**INPUT DATA:**
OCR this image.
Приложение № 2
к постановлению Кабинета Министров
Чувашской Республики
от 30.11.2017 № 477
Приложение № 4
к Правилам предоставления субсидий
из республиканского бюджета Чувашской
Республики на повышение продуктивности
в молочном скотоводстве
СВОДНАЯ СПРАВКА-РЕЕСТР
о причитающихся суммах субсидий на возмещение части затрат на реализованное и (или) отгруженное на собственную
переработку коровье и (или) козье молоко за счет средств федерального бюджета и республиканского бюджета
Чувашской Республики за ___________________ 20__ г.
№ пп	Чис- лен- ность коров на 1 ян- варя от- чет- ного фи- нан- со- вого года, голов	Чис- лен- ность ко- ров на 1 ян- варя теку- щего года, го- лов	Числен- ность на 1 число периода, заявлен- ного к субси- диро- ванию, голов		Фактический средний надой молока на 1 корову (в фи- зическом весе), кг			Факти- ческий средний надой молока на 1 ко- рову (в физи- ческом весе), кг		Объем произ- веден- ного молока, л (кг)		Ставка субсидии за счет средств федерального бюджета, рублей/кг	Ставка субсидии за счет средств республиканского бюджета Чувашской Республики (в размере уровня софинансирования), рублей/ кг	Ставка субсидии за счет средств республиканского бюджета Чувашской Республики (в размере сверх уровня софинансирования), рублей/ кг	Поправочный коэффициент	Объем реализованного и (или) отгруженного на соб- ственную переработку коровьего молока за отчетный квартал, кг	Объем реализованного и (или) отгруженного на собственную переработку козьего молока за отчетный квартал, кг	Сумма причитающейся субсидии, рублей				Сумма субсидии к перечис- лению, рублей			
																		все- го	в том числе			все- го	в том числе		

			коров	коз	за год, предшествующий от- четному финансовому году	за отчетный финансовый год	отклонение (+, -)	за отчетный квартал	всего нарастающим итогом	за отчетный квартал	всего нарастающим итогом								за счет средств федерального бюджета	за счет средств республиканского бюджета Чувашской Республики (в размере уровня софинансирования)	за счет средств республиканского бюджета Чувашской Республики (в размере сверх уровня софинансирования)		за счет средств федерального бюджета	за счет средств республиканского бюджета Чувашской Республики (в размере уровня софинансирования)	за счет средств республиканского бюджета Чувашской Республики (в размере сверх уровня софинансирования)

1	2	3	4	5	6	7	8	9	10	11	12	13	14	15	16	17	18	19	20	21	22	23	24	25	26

**WHAT THE EXERCISE ASKS:**
Pull out every line containing "субсидий".

**THE RESULT:**
к Правилам предоставления субсидий
о причитающихся суммах субсидий на возмещение части затрат на реализованное и (или) отгруженное на собственную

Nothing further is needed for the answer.